--- Given exercise 1 ---
Count the lines in the records that contain the string "Success" and give only that number.

--- Provided text ---
☆ ☆ ☆ ☆ ☆ ☆ ☆

Automakers Struggle With Speech Recognition techweb.com (12/04/00, 12:30 p.m. ET) By Charles J. Murray, EE Times The in-car PC boom that was supposed to be in full swing by now hasn't happened, and it may be delayed another 12 to 18 months as automakers and vendors run up against hurdles in implementing speech recognition systems.
The holdup is a disappointment for manufacturers that have invested millions in the development and promotion of in-car PCs. But because speech recognition systems are critical to addressing potential driver distraction issues, carmakers want them to be as close to perfect as possible. And they're not there yet, industry observers said.
"When we sign nondisclosure agreements and talk to automotive vendors, they all acknowledge that there are problems with speech recognition in vehicles," said Fred Nussbaum, vice president of business development at Clarity LLC, Troy, Mich., a maker of software-based speech-capture systems. "They're not going to talk about it publicly, because there are a lot of legal ramifications, but the problems are there."

☆ ☆ ☆ ☆ ☆ ☆ ☆

--- Given exercise 2 ---
According to the article on automakers and speech recognition, how much longer might the in-car PC boom be delayed?

☆ ☆ ☆ ☆ ☆ ☆ ☆

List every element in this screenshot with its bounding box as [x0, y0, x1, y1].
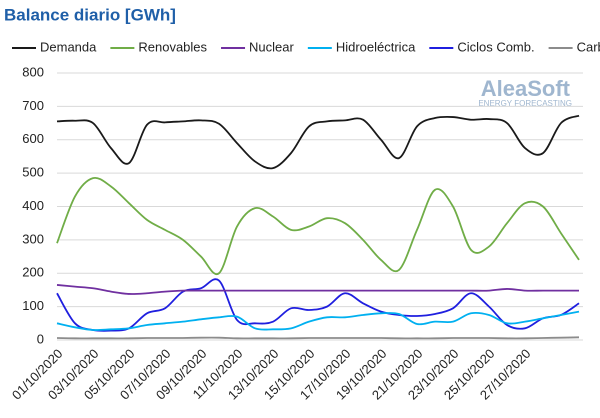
- y-tick-label: 200: [22, 265, 44, 280]
- logo-tagline: ENERGY FORECASTING: [478, 99, 572, 108]
- series-line: [56, 278, 580, 332]
- series-line: [56, 284, 579, 295]
- legend-label: Carbón: [577, 39, 600, 54]
- y-tick-label: 700: [22, 98, 44, 113]
- legend-label: Hidroeléctrica: [336, 39, 416, 54]
- legend-label: Renovables: [138, 39, 207, 54]
- y-tick-label: 500: [22, 165, 44, 180]
- series-line: [56, 336, 580, 340]
- legend-label: Demanda: [40, 39, 97, 54]
- chart-title: Balance diario [GWh]: [4, 5, 176, 24]
- y-tick-label: 400: [22, 198, 44, 213]
- legend-label: Nuclear: [249, 39, 294, 54]
- y-tick-label: 300: [22, 231, 44, 246]
- y-tick-label: 600: [22, 131, 44, 146]
- y-tick-label: 800: [22, 64, 44, 79]
- series-line: [56, 114, 580, 170]
- series-line: [56, 176, 580, 276]
- legend-label: Ciclos Comb.: [457, 39, 534, 54]
- y-tick-label: 0: [37, 331, 44, 346]
- series-line: [56, 310, 580, 331]
- y-tick-label: 100: [22, 298, 44, 313]
- logo-name: AleaSoft: [481, 76, 571, 101]
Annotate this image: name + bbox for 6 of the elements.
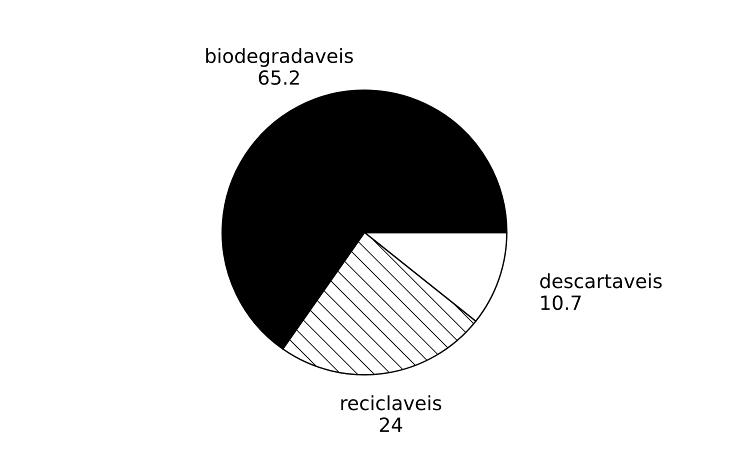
data-label: 24	[380, 417, 402, 432]
slice-label: reciclaveis	[341, 395, 442, 410]
slice-label: descartaveis	[540, 273, 662, 288]
data-label: 10.7	[541, 295, 581, 310]
slice-label: biodegradaveis	[206, 48, 353, 67]
data-label: 65.2	[258, 70, 299, 85]
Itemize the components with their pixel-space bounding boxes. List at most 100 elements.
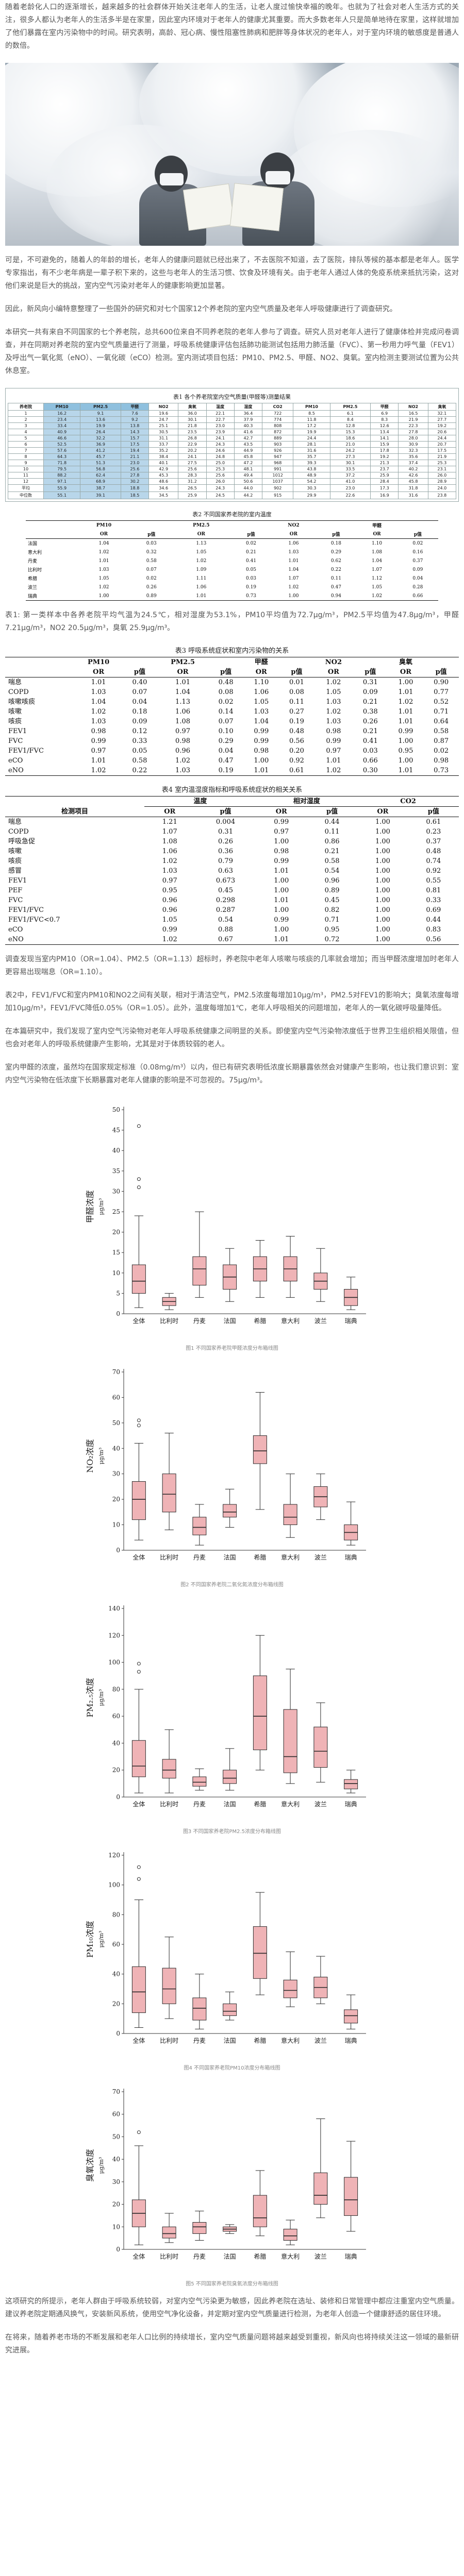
table-row: FEV1/FVC<0.7 1.05 0.54 0.99 0.71 1.00 0.44 [5,915,459,925]
table-row: 丹麦 1.01 0.58 1.02 0.41 1.01 0.62 1.04 0.37 [26,556,438,565]
table2-cell: 1.03 [288,549,299,555]
table-4-cell: 0.82 [324,906,340,914]
table-1-cell: 45.3 [148,472,179,479]
y-tick-label: 60 [112,1941,120,1948]
paragraph-13: 在将来，随着养老市场的不断发展和老年人口比例的持续增长，室内空气质量问题将越来越… [5,2333,459,2354]
photo-frame [5,63,459,246]
table-4-cell: 1.00 [375,896,390,904]
table3-cell: 0.96 [175,747,190,755]
table-1-cell: 903 [262,441,294,448]
table-4-cell: 0.79 [218,857,233,865]
paragraph-9: 室内甲醛的浓度，虽然均在国家规定标准（0.08mg/m³）以内，但已有研究表明低… [5,1063,459,1084]
table3-cell: FVC [8,737,23,745]
table2-subheader: OR [172,530,231,539]
table-row: FVC 0.99 0.33 0.98 0.29 0.99 0.56 0.99 0.41 1.00 0… [5,736,459,746]
y-tick-label: 80 [112,1911,120,1918]
table3-cell: 0.02 [434,747,449,755]
chart-o3-svg: 0 10 20 30 40 50 60 70 臭氧浓度 μg/m³ 全体 比利时 丹麦 法国 希腊 意大利 波兰… [85,2088,366,2260]
table-row: 咳痰 1.02 0.79 0.99 0.58 1.00 0.74 [5,856,459,866]
y-tick-label: 10 [112,1521,120,1529]
table-1-cell: 44.9 [234,447,263,454]
table-1-cell: 35.2 [148,447,179,454]
x-tick-label: 法国 [224,1801,236,1808]
table2-cell: 1.11 [196,575,207,581]
table-1-cell: 28.0 [398,435,428,442]
table-1-cell: 26.0 [427,472,457,479]
table-1-cell: 41.6 [234,429,263,435]
table3-cell: 1.03 [254,708,269,716]
table-1-cell: 926 [262,447,294,454]
table3-cell: 0.47 [218,757,234,765]
y-tick-label: 100 [108,1659,120,1666]
table2-cell: 1.03 [98,567,109,572]
table3-cell: 0.58 [434,727,449,735]
table2-cell: 0.62 [330,558,341,564]
table2-cell: 波兰 [28,585,38,590]
table-1-cell: 44.2 [234,492,263,499]
table-1-cell: 49.4 [234,472,263,479]
table-1-cell: 774 [262,416,294,423]
table-1-cell: 21.1 [120,453,150,460]
table-3-title: 表3 呼吸系统症状和室内污染物的关系 [175,647,289,655]
table3-cell: 0.27 [289,708,304,716]
table-1-cell: 25.9 [370,472,399,479]
table2-cell: 0.94 [316,591,357,601]
y-tick-label: 50 [112,1419,120,1427]
table3-cell: 0.03 [362,747,378,755]
table-4-cell: 0.33 [426,896,441,904]
table3-header: 甲醛 [243,657,279,667]
table-4-group-header: 相对湿度 [256,796,358,807]
table-4-cell: 0.56 [408,935,459,945]
table-1-cell: 36.0 [178,410,207,417]
table2-cell: 0.73 [230,591,272,601]
table3-cell: FEV1/FVC [8,747,44,755]
outlier-point [137,1185,141,1189]
table3-cell: 0.04 [218,747,234,755]
table2-cell: 1.02 [98,584,109,590]
table2-cell: 1.08 [372,549,383,555]
table-1-cell: 32.2 [80,435,121,442]
table-1-grid: 养老院 PM10 PM2.5 甲醛 NO2 臭氧 温度 湿度 CO2 PM10 PM2.5 甲醛 NO2… [8,403,457,499]
x-tick-label: 丹麦 [193,2253,206,2260]
y-tick-label: 25 [112,1208,120,1215]
table-4-grid: 温度 相对湿度 CO2 检测项目 OR p值 OR p值 OR p值 喘息 1.21 0.004 0.99… [5,796,459,945]
table-4-cell: 0.673 [216,877,236,885]
table3-cell: 1.01 [243,766,279,776]
table2-cell: 0.09 [412,567,423,572]
table-4-cell: 0.31 [218,828,233,836]
table-1-cell: 15.9 [370,441,399,448]
table3-cell: 0.98 [91,727,106,735]
table-4-cell: 0.74 [426,857,441,865]
table-4-cell: 1.02 [162,857,177,865]
table-1-cell: 7 [8,447,44,454]
table-4-cell: 0.63 [218,867,233,875]
table-1-cell: 27.7 [427,416,457,423]
table-1-cell: 22.3 [398,422,428,429]
table-row: FEV1 0.98 0.12 0.97 0.10 0.99 0.48 0.98 0.21 0.99… [5,726,459,736]
table-1-cell: 19.2 [370,453,399,460]
table-4-cell: 1.00 [274,838,289,845]
box-瑞典 [344,1779,358,1789]
table-1-cell: 14.3 [120,429,150,435]
table-1-cell: 45.8 [234,453,263,460]
table-4-cell: 1.21 [162,818,177,826]
table3-cell: 0.71 [434,708,449,716]
table2-cell: 0.22 [330,567,341,572]
table-1-cell: 37.2 [329,472,371,479]
table3-cell: 1.03 [326,718,341,725]
table-4-cell: 1.01 [274,867,289,875]
box-法国 [223,1770,237,1784]
table2-cell: 0.18 [330,540,341,546]
table3-cell: eCO [8,757,23,765]
table3-cell: 0.05 [132,747,147,755]
table-2-grid: PM10 PM2.5 NO2 甲醛 OR p值 OR p值 OR p值 OR p值 法国 1.04 0.03… [26,520,438,601]
table-1-cell: 19.9 [80,422,121,429]
table-4-cell: 0.95 [324,926,340,934]
table3-cell: 1.08 [175,718,190,725]
box-希腊 [253,1675,267,1750]
table-1-cell: 23.5 [178,429,207,435]
table2-cell: 0.28 [412,584,423,590]
y-tick-label: 35 [112,1167,120,1175]
chart-pm25-caption: 图3 不同国家养老院PM2.5浓度分布箱线图 [183,1829,281,1835]
table-4-cell: COPD [8,828,29,836]
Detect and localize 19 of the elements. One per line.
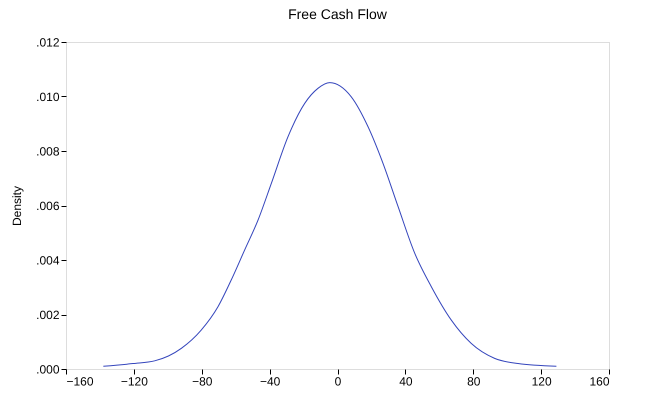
x-tick-label: 120 [532,374,552,388]
chart-title: Free Cash Flow [288,6,388,22]
y-tick-label: .008 [36,144,60,158]
y-tick-label: .012 [36,36,60,50]
y-tick-label: .002 [36,308,60,322]
x-tick-label: −80 [192,374,213,388]
x-tick-label: 0 [334,374,342,388]
y-axis-title: Density [10,186,24,226]
line-series [102,82,557,367]
y-tick-label: .006 [36,199,60,213]
x-tick-label: −160 [66,374,94,388]
y-tick-label: .004 [36,254,60,268]
x-tick-label: 40 [399,374,413,388]
y-tick-label: .010 [36,90,60,104]
x-tick-label: −40 [260,374,281,388]
y-tick-label: .000 [36,362,60,376]
x-tick-label: 160 [589,374,610,388]
x-tick-label: 80 [467,374,481,388]
x-tick-label: −120 [120,374,148,388]
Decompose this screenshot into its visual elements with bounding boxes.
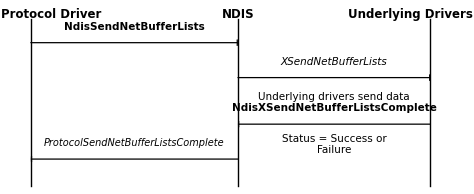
- Text: Protocol Driver: Protocol Driver: [1, 8, 101, 21]
- Text: XSendNetBufferLists: XSendNetBufferLists: [281, 57, 388, 67]
- Text: NdisSendNetBufferLists: NdisSendNetBufferLists: [64, 22, 205, 32]
- Text: Underlying Drivers: Underlying Drivers: [348, 8, 473, 21]
- Text: Status = Success or
Failure: Status = Success or Failure: [282, 134, 386, 155]
- Text: NdisXSendNetBufferListsComplete: NdisXSendNetBufferListsComplete: [232, 103, 437, 113]
- Text: Underlying drivers send data: Underlying drivers send data: [258, 92, 410, 102]
- Text: NDIS: NDIS: [222, 8, 254, 21]
- Text: ProtocolSendNetBufferListsComplete: ProtocolSendNetBufferListsComplete: [44, 138, 225, 148]
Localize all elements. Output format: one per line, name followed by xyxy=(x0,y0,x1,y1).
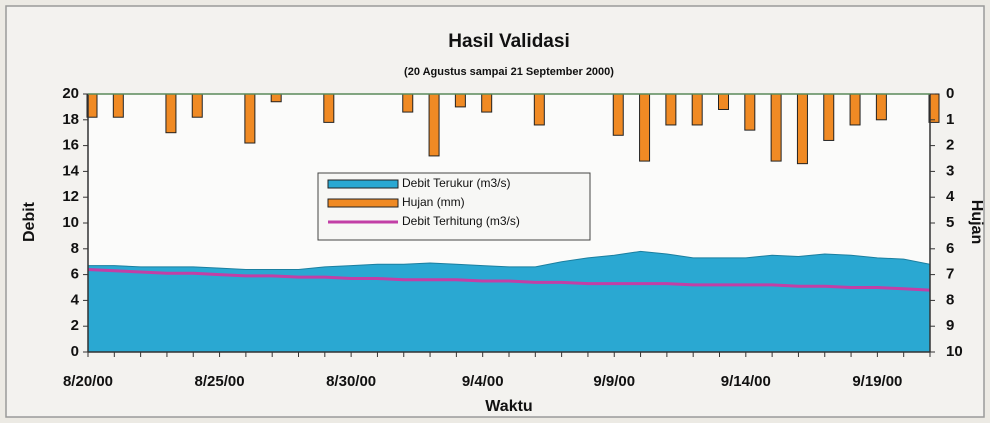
bar xyxy=(665,93,677,126)
x-tick-label: 9/4/00 xyxy=(462,373,504,390)
y2-tick-label: 10 xyxy=(946,343,963,360)
y2-tick-label: 1 xyxy=(946,111,954,128)
y2-tick-label: 3 xyxy=(946,162,954,179)
y-tick-label: 2 xyxy=(71,317,79,334)
legend-label: Debit Terhitung (m3/s) xyxy=(402,214,520,228)
legend-swatch xyxy=(327,198,399,208)
y2-tick-label: 5 xyxy=(946,214,954,231)
x-tick-label: 9/19/00 xyxy=(852,373,902,390)
legend-label: Debit Terukur (m3/s) xyxy=(402,176,510,190)
y2-tick-label: 2 xyxy=(946,137,954,154)
legend-label: Hujan (mm) xyxy=(402,195,465,209)
y2-tick-label: 4 xyxy=(946,188,955,205)
y-tick-label: 20 xyxy=(62,85,79,102)
y2-tick-label: 7 xyxy=(946,266,954,283)
bar xyxy=(270,93,282,103)
x-tick-label: 8/20/00 xyxy=(63,373,113,390)
bar xyxy=(533,93,545,126)
bar xyxy=(612,93,624,136)
bar xyxy=(428,93,440,157)
y-tick-label: 12 xyxy=(62,188,79,205)
y-tick-label: 8 xyxy=(71,240,79,257)
x-tick-label: 9/9/00 xyxy=(593,373,635,390)
chart-subtitle: (20 Agustus sampai 21 September 2000) xyxy=(404,66,614,78)
bar xyxy=(718,93,729,110)
line xyxy=(87,267,931,292)
x-tick-label: 9/14/00 xyxy=(721,373,771,390)
y2-tick-label: 9 xyxy=(946,317,954,334)
y-axis-label: Debit xyxy=(21,201,38,242)
bar xyxy=(770,93,782,162)
y-tick-label: 14 xyxy=(62,162,79,179)
bar xyxy=(481,93,493,113)
y-tick-label: 0 xyxy=(71,343,79,360)
y2-tick-label: 8 xyxy=(946,291,954,308)
y2-axis-label: Hujan xyxy=(968,200,985,244)
bar xyxy=(165,93,177,134)
chart-title: Hasil Validasi xyxy=(448,31,569,52)
bar xyxy=(823,93,835,141)
bar xyxy=(454,93,466,108)
x-tick-label: 8/25/00 xyxy=(195,373,245,390)
y2-tick-label: 0 xyxy=(946,85,954,102)
bar xyxy=(691,93,703,126)
y2-tick-label: 6 xyxy=(946,240,954,257)
y-tick-label: 6 xyxy=(71,266,79,283)
bar xyxy=(744,93,756,131)
bar xyxy=(191,93,203,118)
bar xyxy=(402,93,414,113)
bar xyxy=(796,93,808,165)
bar xyxy=(244,93,256,144)
bar xyxy=(639,93,651,162)
legend-swatch xyxy=(327,179,399,189)
bar xyxy=(323,93,335,123)
x-tick-label: 8/30/00 xyxy=(326,373,376,390)
y-tick-label: 16 xyxy=(62,137,79,154)
bar xyxy=(875,93,887,121)
bar xyxy=(112,93,124,118)
y-tick-label: 18 xyxy=(62,111,79,128)
y-tick-label: 10 xyxy=(62,214,79,231)
y-tick-label: 4 xyxy=(71,291,80,308)
bar xyxy=(849,93,861,126)
x-axis-label: Waktu xyxy=(485,398,532,415)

☆ ☆ ☆ ☆ ☆ ☆ ☆

--- Right answer 1 ---
2

--- Right answer 2 ---
Another 12 to 18 months.